→ THE REQUEST
Each entry below is to be extracted exactly.

→ GIVEN ENTRIES

## BEGIN

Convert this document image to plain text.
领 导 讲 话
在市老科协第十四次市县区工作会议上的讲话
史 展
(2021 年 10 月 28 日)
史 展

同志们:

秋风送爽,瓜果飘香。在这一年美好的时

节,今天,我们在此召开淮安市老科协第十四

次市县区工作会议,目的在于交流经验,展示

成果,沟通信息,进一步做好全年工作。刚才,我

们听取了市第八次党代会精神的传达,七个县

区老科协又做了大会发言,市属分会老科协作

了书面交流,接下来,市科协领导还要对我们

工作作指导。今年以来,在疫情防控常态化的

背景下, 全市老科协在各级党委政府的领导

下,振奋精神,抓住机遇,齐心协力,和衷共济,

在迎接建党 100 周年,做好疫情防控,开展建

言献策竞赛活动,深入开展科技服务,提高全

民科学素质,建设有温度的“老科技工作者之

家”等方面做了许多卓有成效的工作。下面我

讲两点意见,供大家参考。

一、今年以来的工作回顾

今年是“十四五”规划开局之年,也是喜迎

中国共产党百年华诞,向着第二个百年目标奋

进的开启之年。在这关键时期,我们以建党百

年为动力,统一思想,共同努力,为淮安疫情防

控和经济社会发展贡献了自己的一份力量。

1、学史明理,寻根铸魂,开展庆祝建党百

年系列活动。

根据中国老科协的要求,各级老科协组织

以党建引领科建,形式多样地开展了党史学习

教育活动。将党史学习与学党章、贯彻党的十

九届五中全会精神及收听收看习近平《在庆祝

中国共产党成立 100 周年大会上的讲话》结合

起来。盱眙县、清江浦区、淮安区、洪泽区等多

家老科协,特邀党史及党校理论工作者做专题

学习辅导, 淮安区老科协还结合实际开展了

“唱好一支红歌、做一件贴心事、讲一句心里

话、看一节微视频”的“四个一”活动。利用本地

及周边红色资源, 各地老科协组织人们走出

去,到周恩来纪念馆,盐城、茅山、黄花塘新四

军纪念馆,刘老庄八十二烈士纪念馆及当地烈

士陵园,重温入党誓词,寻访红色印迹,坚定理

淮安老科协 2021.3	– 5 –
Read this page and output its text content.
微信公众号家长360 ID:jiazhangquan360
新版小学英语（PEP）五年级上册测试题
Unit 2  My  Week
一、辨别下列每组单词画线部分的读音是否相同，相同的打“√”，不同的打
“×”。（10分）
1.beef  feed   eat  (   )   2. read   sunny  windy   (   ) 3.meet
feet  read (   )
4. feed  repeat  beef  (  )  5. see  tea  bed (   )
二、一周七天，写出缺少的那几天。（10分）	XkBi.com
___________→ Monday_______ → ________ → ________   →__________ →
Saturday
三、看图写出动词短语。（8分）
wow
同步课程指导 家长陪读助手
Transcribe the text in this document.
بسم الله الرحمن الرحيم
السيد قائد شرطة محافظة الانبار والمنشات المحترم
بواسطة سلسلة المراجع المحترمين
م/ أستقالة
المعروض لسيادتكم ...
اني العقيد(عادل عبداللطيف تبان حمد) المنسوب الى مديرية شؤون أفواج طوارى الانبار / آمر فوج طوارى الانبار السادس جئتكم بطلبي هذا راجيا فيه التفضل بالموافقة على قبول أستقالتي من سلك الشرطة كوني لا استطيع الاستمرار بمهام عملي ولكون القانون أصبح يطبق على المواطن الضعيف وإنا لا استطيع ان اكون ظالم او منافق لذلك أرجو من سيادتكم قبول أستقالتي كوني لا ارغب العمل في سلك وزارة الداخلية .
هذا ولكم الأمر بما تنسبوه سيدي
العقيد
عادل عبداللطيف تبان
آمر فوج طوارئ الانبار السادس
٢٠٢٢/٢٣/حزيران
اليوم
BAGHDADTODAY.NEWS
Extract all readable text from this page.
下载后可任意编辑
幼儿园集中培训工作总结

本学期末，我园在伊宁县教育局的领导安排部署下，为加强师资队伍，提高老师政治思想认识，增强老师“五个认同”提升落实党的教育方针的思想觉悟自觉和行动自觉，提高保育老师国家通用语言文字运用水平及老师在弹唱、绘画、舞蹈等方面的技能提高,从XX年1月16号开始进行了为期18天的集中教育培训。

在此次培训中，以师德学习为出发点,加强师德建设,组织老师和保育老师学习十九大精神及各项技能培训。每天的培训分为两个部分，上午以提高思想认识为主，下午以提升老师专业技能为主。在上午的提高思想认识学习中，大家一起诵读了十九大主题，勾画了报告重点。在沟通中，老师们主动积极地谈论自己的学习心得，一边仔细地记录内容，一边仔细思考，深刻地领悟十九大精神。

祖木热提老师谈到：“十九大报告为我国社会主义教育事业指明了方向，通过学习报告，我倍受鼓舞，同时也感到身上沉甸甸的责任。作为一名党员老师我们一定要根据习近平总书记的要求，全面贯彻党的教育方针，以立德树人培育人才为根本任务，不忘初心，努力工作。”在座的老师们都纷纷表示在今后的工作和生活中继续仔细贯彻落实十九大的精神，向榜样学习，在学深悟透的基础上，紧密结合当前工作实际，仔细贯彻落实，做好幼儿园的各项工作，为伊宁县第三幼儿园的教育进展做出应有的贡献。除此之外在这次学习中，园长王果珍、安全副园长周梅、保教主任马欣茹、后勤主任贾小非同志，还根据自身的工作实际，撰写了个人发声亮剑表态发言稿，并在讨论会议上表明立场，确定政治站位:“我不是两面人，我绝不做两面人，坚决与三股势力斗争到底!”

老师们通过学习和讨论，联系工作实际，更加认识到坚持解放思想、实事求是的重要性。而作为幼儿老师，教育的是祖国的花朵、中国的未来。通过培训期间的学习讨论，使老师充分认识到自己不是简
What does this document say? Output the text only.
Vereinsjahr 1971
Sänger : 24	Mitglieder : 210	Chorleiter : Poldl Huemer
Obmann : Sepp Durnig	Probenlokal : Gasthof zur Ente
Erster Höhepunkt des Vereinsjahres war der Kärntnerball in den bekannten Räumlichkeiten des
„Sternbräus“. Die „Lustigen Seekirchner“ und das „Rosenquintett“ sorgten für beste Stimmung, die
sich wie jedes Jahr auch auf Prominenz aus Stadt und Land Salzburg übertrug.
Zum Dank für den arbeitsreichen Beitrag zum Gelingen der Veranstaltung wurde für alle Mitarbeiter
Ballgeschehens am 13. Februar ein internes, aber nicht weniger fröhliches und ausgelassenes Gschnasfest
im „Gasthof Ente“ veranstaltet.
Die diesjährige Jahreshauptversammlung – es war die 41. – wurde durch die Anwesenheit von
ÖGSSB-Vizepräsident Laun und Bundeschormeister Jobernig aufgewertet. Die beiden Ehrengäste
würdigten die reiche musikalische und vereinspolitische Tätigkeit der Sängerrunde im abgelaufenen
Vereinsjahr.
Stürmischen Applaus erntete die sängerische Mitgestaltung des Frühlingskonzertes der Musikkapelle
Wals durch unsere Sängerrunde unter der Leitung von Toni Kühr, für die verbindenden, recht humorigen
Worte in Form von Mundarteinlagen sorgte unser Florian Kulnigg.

## END

→ RESPONSE TO THIS TASK
Convert this document image to plain text.
领 导 讲 话
在市老科协第十四次市县区工作会议上的讲话
史 展
(2021 年 10 月 28 日)
史 展

同志们:

秋风送爽,瓜果飘香。在这一年美好的时

节,今天,我们在此召开淮安市老科协第十四

次市县区工作会议,目的在于交流经验,展示

成果,沟通信息,进一步做好全年工作。刚才,我

们听取了市第八次党代会精神的传达,七个县

区老科协又做了大会发言,市属分会老科协作

了书面交流,接下来,市科协领导还要对我们

工作作指导。今年以来,在疫情防控常态化的

背景下, 全市老科协在各级党委政府的领导

下,振奋精神,抓住机遇,齐心协力,和衷共济,

在迎接建党 100 周年,做好疫情防控,开展建

言献策竞赛活动,深入开展科技服务,提高全

民科学素质,建设有温度的“老科技工作者之

家”等方面做了许多卓有成效的工作。下面我

讲两点意见,供大家参考。

一、今年以来的工作回顾

今年是“十四五”规划开局之年,也是喜迎

中国共产党百年华诞,向着第二个百年目标奋

进的开启之年。在这关键时期,我们以建党百

年为动力,统一思想,共同努力,为淮安疫情防

控和经济社会发展贡献了自己的一份力量。

1、学史明理,寻根铸魂,开展庆祝建党百

年系列活动。

根据中国老科协的要求,各级老科协组织

以党建引领科建,形式多样地开展了党史学习

教育活动。将党史学习与学党章、贯彻党的十

九届五中全会精神及收听收看习近平《在庆祝

中国共产党成立 100 周年大会上的讲话》结合

起来。盱眙县、清江浦区、淮安区、洪泽区等多

家老科协,特邀党史及党校理论工作者做专题

学习辅导, 淮安区老科协还结合实际开展了

“唱好一支红歌、做一件贴心事、讲一句心里

话、看一节微视频”的“四个一”活动。利用本地

及周边红色资源, 各地老科协组织人们走出

去,到周恩来纪念馆,盐城、茅山、黄花塘新四

军纪念馆,刘老庄八十二烈士纪念馆及当地烈

士陵园,重温入党誓词,寻访红色印迹,坚定理

淮安老科协 2021.3	– 5 –
Read this page and output its text content.
微信公众号家长360 ID:jiazhangquan360
新版小学英语（PEP）五年级上册测试题
Unit 2  My  Week
一、辨别下列每组单词画线部分的读音是否相同，相同的打“√”，不同的打
“×”。（10分）
1.beef  feed   eat  (   )   2. read   sunny  windy   (   ) 3.meet
feet  read (   )
4. feed  repeat  beef  (  )  5. see  tea  bed (   )
二、一周七天，写出缺少的那几天。（10分）	XkBi.com
___________→ Monday_______ → ________ → ________   →__________ →
Saturday
三、看图写出动词短语。（8分）
wow
同步课程指导 家长陪读助手
Transcribe the text in this document.
بسم الله الرحمن الرحيم
السيد قائد شرطة محافظة الانبار والمنشات المحترم
بواسطة سلسلة المراجع المحترمين
م/ أستقالة
المعروض لسيادتكم ...
اني العقيد(عادل عبداللطيف تبان حمد) المنسوب الى مديرية شؤون أفواج طوارى الانبار / آمر فوج طوارى الانبار السادس جئتكم بطلبي هذا راجيا فيه التفضل بالموافقة على قبول أستقالتي من سلك الشرطة كوني لا استطيع الاستمرار بمهام عملي ولكون القانون أصبح يطبق على المواطن الضعيف وإنا لا استطيع ان اكون ظالم او منافق لذلك أرجو من سيادتكم قبول أستقالتي كوني لا ارغب العمل في سلك وزارة الداخلية .
هذا ولكم الأمر بما تنسبوه سيدي
العقيد
عادل عبداللطيف تبان
آمر فوج طوارئ الانبار السادس
٢٠٢٢/٢٣/حزيران
اليوم
BAGHDADTODAY.NEWS
Extract all readable text from this page.
下载后可任意编辑
幼儿园集中培训工作总结

本学期末，我园在伊宁县教育局的领导安排部署下，为加强师资队伍，提高老师政治思想认识，增强老师“五个认同”提升落实党的教育方针的思想觉悟自觉和行动自觉，提高保育老师国家通用语言文字运用水平及老师在弹唱、绘画、舞蹈等方面的技能提高,从XX年1月16号开始进行了为期18天的集中教育培训。

在此次培训中，以师德学习为出发点,加强师德建设,组织老师和保育老师学习十九大精神及各项技能培训。每天的培训分为两个部分，上午以提高思想认识为主，下午以提升老师专业技能为主。在上午的提高思想认识学习中，大家一起诵读了十九大主题，勾画了报告重点。在沟通中，老师们主动积极地谈论自己的学习心得，一边仔细地记录内容，一边仔细思考，深刻地领悟十九大精神。

祖木热提老师谈到：“十九大报告为我国社会主义教育事业指明了方向，通过学习报告，我倍受鼓舞，同时也感到身上沉甸甸的责任。作为一名党员老师我们一定要根据习近平总书记的要求，全面贯彻党的教育方针，以立德树人培育人才为根本任务，不忘初心，努力工作。”在座的老师们都纷纷表示在今后的工作和生活中继续仔细贯彻落实十九大的精神，向榜样学习，在学深悟透的基础上，紧密结合当前工作实际，仔细贯彻落实，做好幼儿园的各项工作，为伊宁县第三幼儿园的教育进展做出应有的贡献。除此之外在这次学习中，园长王果珍、安全副园长周梅、保教主任马欣茹、后勤主任贾小非同志，还根据自身的工作实际，撰写了个人发声亮剑表态发言稿，并在讨论会议上表明立场，确定政治站位:“我不是两面人，我绝不做两面人，坚决与三股势力斗争到底!”

老师们通过学习和讨论，联系工作实际，更加认识到坚持解放思想、实事求是的重要性。而作为幼儿老师，教育的是祖国的花朵、中国的未来。通过培训期间的学习讨论，使老师充分认识到自己不是简
What does this document say? Output the text only.
Vereinsjahr 1971
Sänger : 24	Mitglieder : 210	Chorleiter : Poldl Huemer
Obmann : Sepp Durnig	Probenlokal : Gasthof zur Ente
Erster Höhepunkt des Vereinsjahres war der Kärntnerball in den bekannten Räumlichkeiten des
„Sternbräus“. Die „Lustigen Seekirchner“ und das „Rosenquintett“ sorgten für beste Stimmung, die
sich wie jedes Jahr auch auf Prominenz aus Stadt und Land Salzburg übertrug.
Zum Dank für den arbeitsreichen Beitrag zum Gelingen der Veranstaltung wurde für alle Mitarbeiter
Ballgeschehens am 13. Februar ein internes, aber nicht weniger fröhliches und ausgelassenes Gschnasfest
im „Gasthof Ente“ veranstaltet.
Die diesjährige Jahreshauptversammlung – es war die 41. – wurde durch die Anwesenheit von
ÖGSSB-Vizepräsident Laun und Bundeschormeister Jobernig aufgewertet. Die beiden Ehrengäste
würdigten die reiche musikalische und vereinspolitische Tätigkeit der Sängerrunde im abgelaufenen
Vereinsjahr.
Stürmischen Applaus erntete die sängerische Mitgestaltung des Frühlingskonzertes der Musikkapelle
Wals durch unsere Sängerrunde unter der Leitung von Toni Kühr, für die verbindenden, recht humorigen
Worte in Form von Mundarteinlagen sorgte unser Florian Kulnigg.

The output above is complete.